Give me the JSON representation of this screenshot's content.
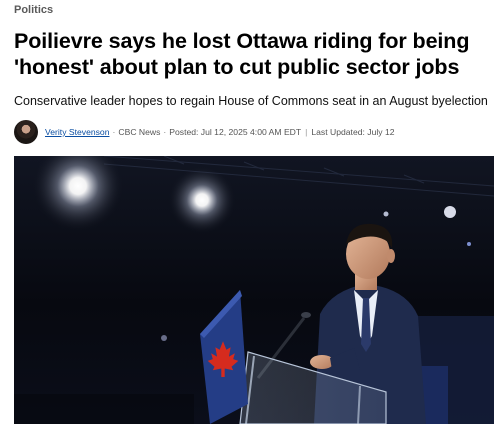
{
  "article": {
    "section": "Politics",
    "headline": "Poilievre says he lost Ottawa riding for being 'honest' about plan to cut public sector jobs",
    "deck": "Conservative leader hopes to regain House of Commons seat in an August byelection",
    "byline": {
      "author": "Verity Stevenson",
      "outlet": "CBC News",
      "posted": "Posted: Jul 12, 2025 4:00 AM EDT",
      "updated": "Last Updated: July 12"
    },
    "hero_image": {
      "subject": "speaker-at-lectern-with-maple-leaf-sign"
    }
  },
  "colors": {
    "link": "#0b4ea2",
    "maple_leaf": "#d52b1e",
    "stage_background": "#0a0d16",
    "suit": "#1f2b4d"
  }
}
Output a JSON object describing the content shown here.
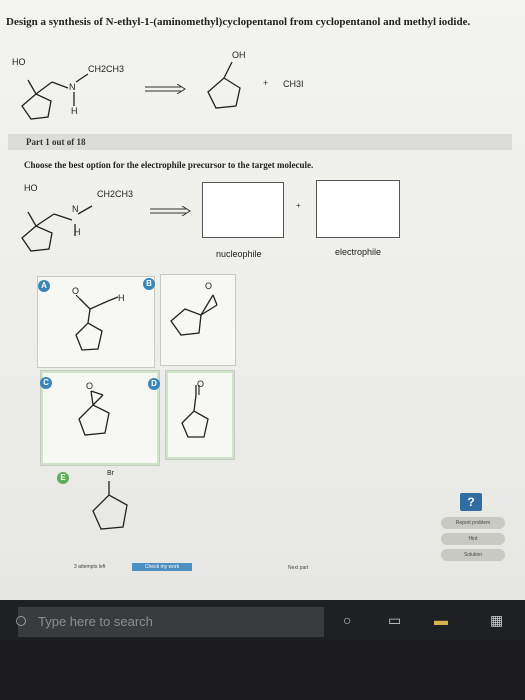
{
  "question": {
    "title": "Design a synthesis of N-ethyl-1-(aminomethyl)cyclopentanol from cyclopentanol and methyl iodide.",
    "reactant_target": {
      "ho": "HO",
      "n": "N",
      "h": "H",
      "ethyl": "CH2CH3"
    },
    "reactant_start": {
      "oh": "OH",
      "plus": "+",
      "reagent": "CH3I"
    }
  },
  "part": {
    "label": "Part 1 out of 18"
  },
  "instruction": "Choose the best option for the electrophile precursor to the target molecule.",
  "scheme": {
    "ho": "HO",
    "n": "N",
    "h": "H",
    "ethyl": "CH2CH3",
    "plus": "+",
    "nucleophile_label": "nucleophile",
    "electrophile_label": "electrophile"
  },
  "options": [
    {
      "letter": "A",
      "o": "O",
      "h": "H"
    },
    {
      "letter": "B",
      "o": "O"
    },
    {
      "letter": "C",
      "o": "O"
    },
    {
      "letter": "D",
      "o": "O"
    },
    {
      "letter": "E",
      "br": "Br"
    }
  ],
  "side_panel": {
    "help": "?",
    "report": "Report problem",
    "hint": "Hint",
    "solution": "Solution"
  },
  "footer": {
    "attempts": "3 attempts left",
    "check": "Check my work",
    "next": "Next part"
  },
  "taskbar": {
    "search_placeholder": "Type here to search"
  },
  "colors": {
    "badge_blue": "#3a86b8",
    "badge_green": "#5fae5a",
    "check_blue": "#4d8fc0"
  }
}
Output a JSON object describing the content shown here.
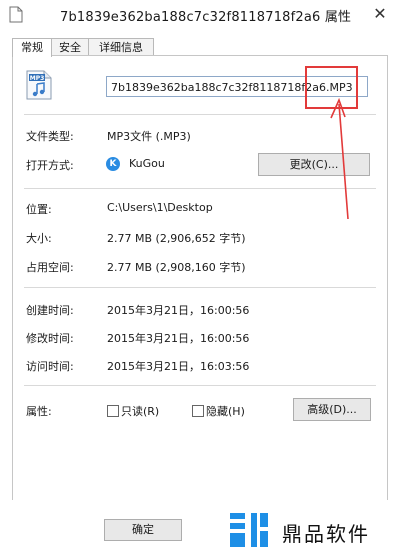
{
  "window": {
    "title": "7b1839e362ba188c7c32f8118718f2a6 属性",
    "close_glyph": "✕"
  },
  "tabs": [
    {
      "label": "常规",
      "active": true
    },
    {
      "label": "安全",
      "active": false
    },
    {
      "label": "详细信息",
      "active": false
    }
  ],
  "file": {
    "icon_label": "MP3",
    "name": "7b1839e362ba188c7c32f8118718f2a6.MP3"
  },
  "props": {
    "type_label": "文件类型:",
    "type_value": "MP3文件 (.MP3)",
    "opens_label": "打开方式:",
    "opens_value": "KuGou",
    "opens_icon_letter": "K",
    "change_button": "更改(C)...",
    "location_label": "位置:",
    "location_value": "C:\\Users\\1\\Desktop",
    "size_label": "大小:",
    "size_value": "2.77 MB (2,906,652 字节)",
    "disk_label": "占用空间:",
    "disk_value": "2.77 MB (2,908,160 字节)",
    "created_label": "创建时间:",
    "created_value": "2015年3月21日，16:00:56",
    "modified_label": "修改时间:",
    "modified_value": "2015年3月21日，16:00:56",
    "accessed_label": "访问时间:",
    "accessed_value": "2015年3月21日，16:03:56",
    "attrs_label": "属性:",
    "readonly_label": "只读(R)",
    "hidden_label": "隐藏(H)",
    "advanced_button": "高级(D)..."
  },
  "footer": {
    "ok_label": "确定"
  },
  "watermark": {
    "text": "鼎品软件"
  },
  "colors": {
    "annotation": "#e23a3a",
    "kugou": "#2a8ce2",
    "watermark_blue": "#1e8fe6"
  }
}
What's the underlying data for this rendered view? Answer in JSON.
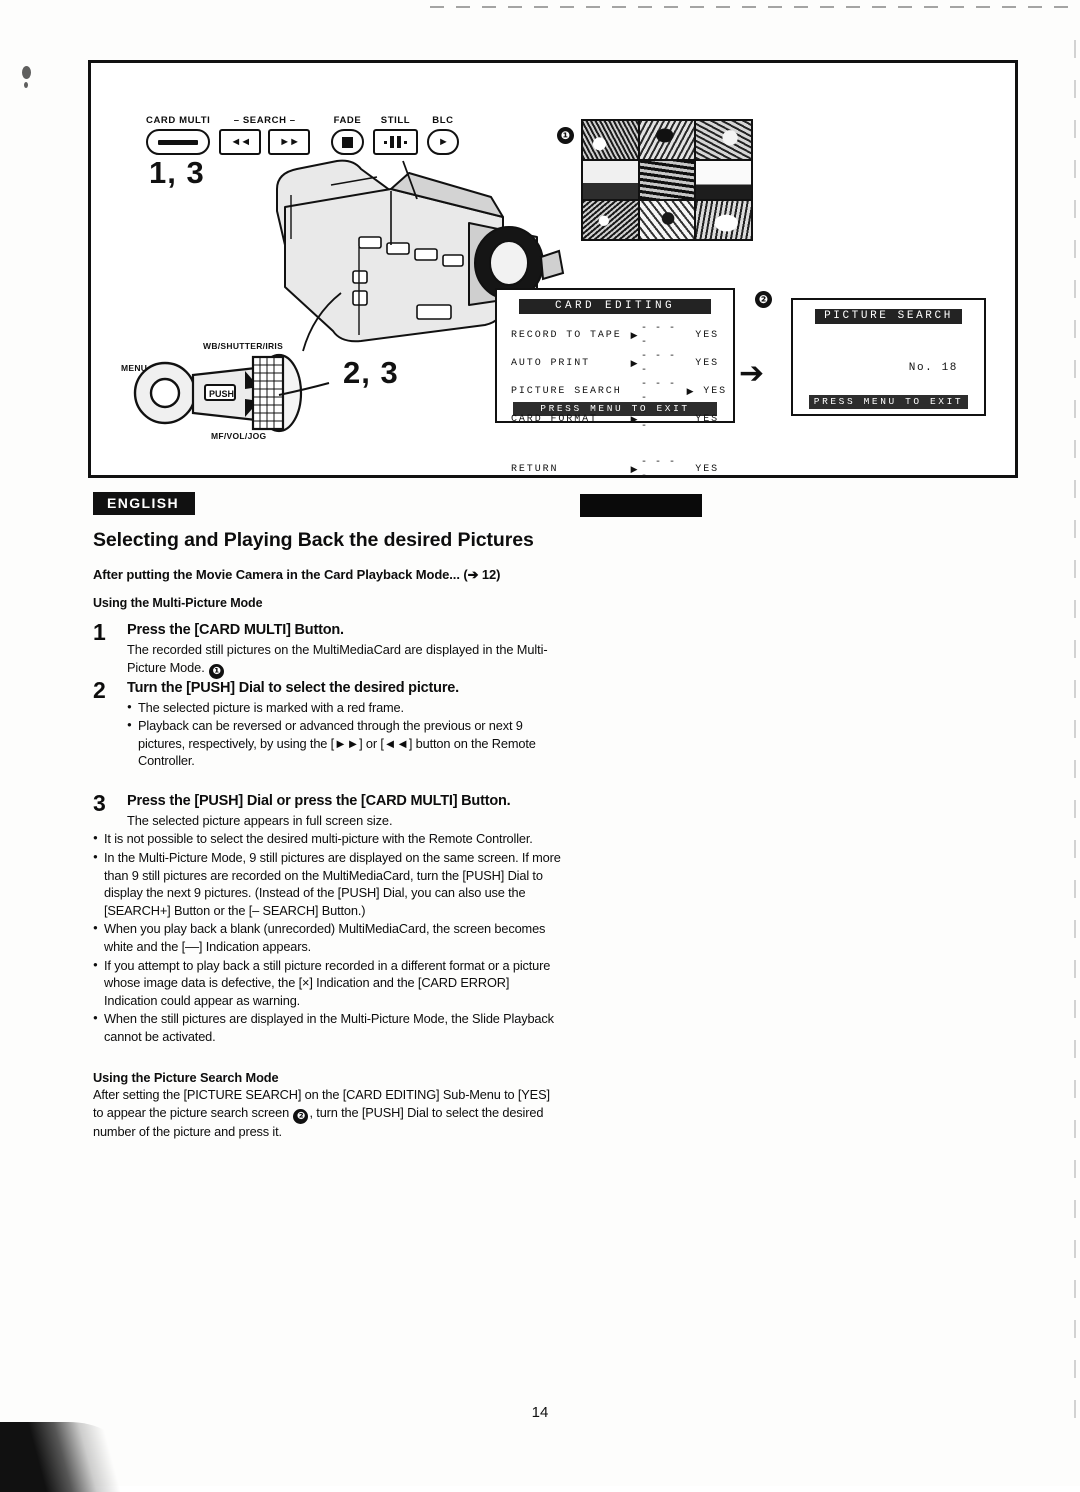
{
  "page": {
    "number": "14",
    "language_tag": "ENGLISH"
  },
  "illustration": {
    "buttons": [
      {
        "caption": "CARD MULTI",
        "icon": "dash-button-icon"
      },
      {
        "caption": "◄◄",
        "icon": "rewind-search-icon"
      },
      {
        "caption": "►►",
        "icon": "forward-search-icon"
      },
      {
        "caption": "FADE",
        "icon": "fade-square-icon"
      },
      {
        "caption": "STILL",
        "icon": "still-pause-icon"
      },
      {
        "caption": "BLC",
        "icon": "blc-play-icon"
      }
    ],
    "search_group_caption": "– SEARCH –",
    "callouts": {
      "buttons_callout": "1, 3",
      "dial_callout": "2, 3"
    },
    "dial_labels": {
      "menu": "MENU",
      "top": "WB/SHUTTER/IRIS",
      "bottom": "MF/VOL/JOG",
      "push": "PUSH"
    },
    "markers": {
      "multi_picture": "❶",
      "picture_search": "❷"
    }
  },
  "osd_card_editing": {
    "title": "CARD EDITING",
    "rows": [
      {
        "item": "RECORD TO TAPE",
        "cursor": "▶",
        "dashes": "- - - -",
        "value": "YES",
        "cursor_right": ""
      },
      {
        "item": "AUTO PRINT",
        "cursor": "▶",
        "dashes": "- - - -",
        "value": "YES",
        "cursor_right": ""
      },
      {
        "item": "PICTURE SEARCH",
        "cursor": "",
        "dashes": "- - - -",
        "value": "YES",
        "cursor_right": "▶"
      },
      {
        "item": "CARD FORMAT",
        "cursor": "▶",
        "dashes": "- - - -",
        "value": "YES",
        "cursor_right": ""
      }
    ],
    "return_row": {
      "item": "RETURN",
      "cursor": "▶",
      "dashes": "- - - -",
      "value": "YES"
    },
    "footer": "PRESS MENU TO EXIT"
  },
  "osd_picture_search": {
    "title": "PICTURE SEARCH",
    "number_label": "No. 18",
    "footer": "PRESS MENU TO EXIT"
  },
  "article": {
    "title": "Selecting and Playing Back the desired Pictures",
    "lead": "After putting the Movie Camera in the Card Playback Mode... (➔ 12)",
    "subhead": "Using the Multi-Picture Mode",
    "steps": [
      {
        "num": "1",
        "head": "Press the [CARD MULTI] Button.",
        "desc_a": "The recorded still pictures on the MultiMediaCard are displayed in the Multi-Picture Mode.",
        "desc_marker": "❶",
        "bullets": []
      },
      {
        "num": "2",
        "head": "Turn the [PUSH] Dial to select the desired picture.",
        "desc_a": "",
        "bullets": [
          "The selected picture is marked with a red frame.",
          "Playback can be reversed or advanced through the previous or next 9 pictures, respectively, by using the [►►] or [◄◄] button on the Remote Controller."
        ]
      },
      {
        "num": "3",
        "head": "Press the [PUSH] Dial or press the [CARD MULTI] Button.",
        "desc_a": "The selected picture appears in full screen size.",
        "bullets": []
      }
    ],
    "notes": [
      "It is not possible to select the desired multi-picture with the Remote Controller.",
      "In the Multi-Picture Mode, 9 still pictures are displayed on the same screen. If more than 9 still pictures are recorded on the MultiMediaCard, turn the [PUSH] Dial to display the next 9 pictures. (Instead of  the [PUSH] Dial, you can also use the [SEARCH+] Button or the [– SEARCH] Button.)",
      "When you play back a blank (unrecorded) MultiMediaCard, the screen becomes white and the [––] Indication appears.",
      "If you attempt to play back a still picture recorded in a different format or a picture whose image data is defective, the [×] Indication and the [CARD ERROR] Indication could appear as warning.",
      "When the still pictures are displayed in the Multi-Picture Mode, the Slide Playback cannot be activated."
    ],
    "tail_head": "Using the Picture Search Mode",
    "tail_body_a": "After setting the [PICTURE SEARCH] on the [CARD EDITING] Sub-Menu to [YES] to appear the picture search screen ",
    "tail_marker": "❷",
    "tail_body_b": ", turn the [PUSH] Dial to select the desired number of the picture and press it."
  }
}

__What you should do__:
Print the whole listing above once more, word for word, without its pictures.

__Full output__:
Give me the JSON representation of this screenshot's content.
{
  "article": {
    "section": "Politics",
    "headline": "Poilievre says he lost Ottawa riding for being 'honest' about plan to cut public sector jobs",
    "deck": "Conservative leader hopes to regain House of Commons seat in an August byelection",
    "byline": {
      "author": "Verity Stevenson",
      "outlet": "CBC News",
      "posted": "Posted: Jul 12, 2025 4:00 AM EDT",
      "updated": "Last Updated: July 12"
    },
    "hero_image": {
      "subject": "speaker-at-lectern-with-maple-leaf-sign"
    }
  },
  "colors": {
    "link": "#0b4ea2",
    "maple_leaf": "#d52b1e",
    "stage_background": "#0a0d16",
    "suit": "#1f2b4d"
  }
}
Output a JSON object describing the content shown here.
{
  "question": {
    "title": "Design a synthesis of N-ethyl-1-(aminomethyl)cyclopentanol from cyclopentanol and methyl iodide.",
    "reactant_target": {
      "ho": "HO",
      "n": "N",
      "h": "H",
      "ethyl": "CH2CH3"
    },
    "reactant_start": {
      "oh": "OH",
      "plus": "+",
      "reagent": "CH3I"
    }
  },
  "part": {
    "label": "Part 1 out of 18"
  },
  "instruction": "Choose the best option for the electrophile precursor to the target molecule.",
  "scheme": {
    "ho": "HO",
    "n": "N",
    "h": "H",
    "ethyl": "CH2CH3",
    "plus": "+",
    "nucleophile_label": "nucleophile",
    "electrophile_label": "electrophile"
  },
  "options": [
    {
      "letter": "A",
      "o": "O",
      "h": "H"
    },
    {
      "letter": "B",
      "o": "O"
    },
    {
      "letter": "C",
      "o": "O"
    },
    {
      "letter": "D",
      "o": "O"
    },
    {
      "letter": "E",
      "br": "Br"
    }
  ],
  "side_panel": {
    "help": "?",
    "report": "Report problem",
    "hint": "Hint",
    "solution": "Solution"
  },
  "footer": {
    "attempts": "3 attempts left",
    "check": "Check my work",
    "next": "Next part"
  },
  "taskbar": {
    "search_placeholder": "Type here to search"
  },
  "colors": {
    "badge_blue": "#3a86b8",
    "badge_green": "#5fae5a",
    "check_blue": "#4d8fc0"
  }
}
Output a JSON object describing the content shown here.
{
  "window": {
    "title": "7b1839e362ba188c7c32f8118718f2a6 属性",
    "close_glyph": "✕"
  },
  "tabs": [
    {
      "label": "常规",
      "active": true
    },
    {
      "label": "安全",
      "active": false
    },
    {
      "label": "详细信息",
      "active": false
    }
  ],
  "file": {
    "icon_label": "MP3",
    "name": "7b1839e362ba188c7c32f8118718f2a6.MP3"
  },
  "props": {
    "type_label": "文件类型:",
    "type_value": "MP3文件 (.MP3)",
    "opens_label": "打开方式:",
    "opens_value": "KuGou",
    "opens_icon_letter": "K",
    "change_button": "更改(C)...",
    "location_label": "位置:",
    "location_value": "C:\\Users\\1\\Desktop",
    "size_label": "大小:",
    "size_value": "2.77 MB (2,906,652 字节)",
    "disk_label": "占用空间:",
    "disk_value": "2.77 MB (2,908,160 字节)",
    "created_label": "创建时间:",
    "created_value": "2015年3月21日，16:00:56",
    "modified_label": "修改时间:",
    "modified_value": "2015年3月21日，16:00:56",
    "accessed_label": "访问时间:",
    "accessed_value": "2015年3月21日，16:03:56",
    "attrs_label": "属性:",
    "readonly_label": "只读(R)",
    "hidden_label": "隐藏(H)",
    "advanced_button": "高级(D)..."
  },
  "footer": {
    "ok_label": "确定"
  },
  "watermark": {
    "text": "鼎品软件"
  },
  "colors": {
    "annotation": "#e23a3a",
    "kugou": "#2a8ce2",
    "watermark_blue": "#1e8fe6"
  }
}
What's the underlying data for this rendered view? Answer in JSON.
{
  "page": {
    "number": "14",
    "language_tag": "ENGLISH"
  },
  "illustration": {
    "buttons": [
      {
        "caption": "CARD MULTI",
        "icon": "dash-button-icon"
      },
      {
        "caption": "◄◄",
        "icon": "rewind-search-icon"
      },
      {
        "caption": "►►",
        "icon": "forward-search-icon"
      },
      {
        "caption": "FADE",
        "icon": "fade-square-icon"
      },
      {
        "caption": "STILL",
        "icon": "still-pause-icon"
      },
      {
        "caption": "BLC",
        "icon": "blc-play-icon"
      }
    ],
    "search_group_caption": "– SEARCH –",
    "callouts": {
      "buttons_callout": "1, 3",
      "dial_callout": "2, 3"
    },
    "dial_labels": {
      "menu": "MENU",
      "top": "WB/SHUTTER/IRIS",
      "bottom": "MF/VOL/JOG",
      "push": "PUSH"
    },
    "markers": {
      "multi_picture": "❶",
      "picture_search": "❷"
    }
  },
  "osd_card_editing": {
    "title": "CARD EDITING",
    "rows": [
      {
        "item": "RECORD TO TAPE",
        "cursor": "▶",
        "dashes": "- - - -",
        "value": "YES",
        "cursor_right": ""
      },
      {
        "item": "AUTO PRINT",
        "cursor": "▶",
        "dashes": "- - - -",
        "value": "YES",
        "cursor_right": ""
      },
      {
        "item": "PICTURE SEARCH",
        "cursor": "",
        "dashes": "- - - -",
        "value": "YES",
        "cursor_right": "▶"
      },
      {
        "item": "CARD FORMAT",
        "cursor": "▶",
        "dashes": "- - - -",
        "value": "YES",
        "cursor_right": ""
      }
    ],
    "return_row": {
      "item": "RETURN",
      "cursor": "▶",
      "dashes": "- - - -",
      "value": "YES"
    },
    "footer": "PRESS MENU TO EXIT"
  },
  "osd_picture_search": {
    "title": "PICTURE SEARCH",
    "number_label": "No. 18",
    "footer": "PRESS MENU TO EXIT"
  },
  "article": {
    "title": "Selecting and Playing Back the desired Pictures",
    "lead": "After putting the Movie Camera in the Card Playback Mode... (➔ 12)",
    "subhead": "Using the Multi-Picture Mode",
    "steps": [
      {
        "num": "1",
        "head": "Press the [CARD MULTI] Button.",
        "desc_a": "The recorded still pictures on the MultiMediaCard are displayed in the Multi-Picture Mode.",
        "desc_marker": "❶",
        "bullets": []
      },
      {
        "num": "2",
        "head": "Turn the [PUSH] Dial to select the desired picture.",
        "desc_a": "",
        "bullets": [
          "The selected picture is marked with a red frame.",
          "Playback can be reversed or advanced through the previous or next 9 pictures, respectively, by using the [►►] or [◄◄] button on the Remote Controller."
        ]
      },
      {
        "num": "3",
        "head": "Press the [PUSH] Dial or press the [CARD MULTI] Button.",
        "desc_a": "The selected picture appears in full screen size.",
        "bullets": []
      }
    ],
    "notes": [
      "It is not possible to select the desired multi-picture with the Remote Controller.",
      "In the Multi-Picture Mode, 9 still pictures are displayed on the same screen. If more than 9 still pictures are recorded on the MultiMediaCard, turn the [PUSH] Dial to display the next 9 pictures. (Instead of  the [PUSH] Dial, you can also use the [SEARCH+] Button or the [– SEARCH] Button.)",
      "When you play back a blank (unrecorded) MultiMediaCard, the screen becomes white and the [––] Indication appears.",
      "If you attempt to play back a still picture recorded in a different format or a picture whose image data is defective, the [×] Indication and the [CARD ERROR] Indication could appear as warning.",
      "When the still pictures are displayed in the Multi-Picture Mode, the Slide Playback cannot be activated."
    ],
    "tail_head": "Using the Picture Search Mode",
    "tail_body_a": "After setting the [PICTURE SEARCH] on the [CARD EDITING] Sub-Menu to [YES] to appear the picture search screen ",
    "tail_marker": "❷",
    "tail_body_b": ", turn the [PUSH] Dial to select the desired number of the picture and press it."
  }
}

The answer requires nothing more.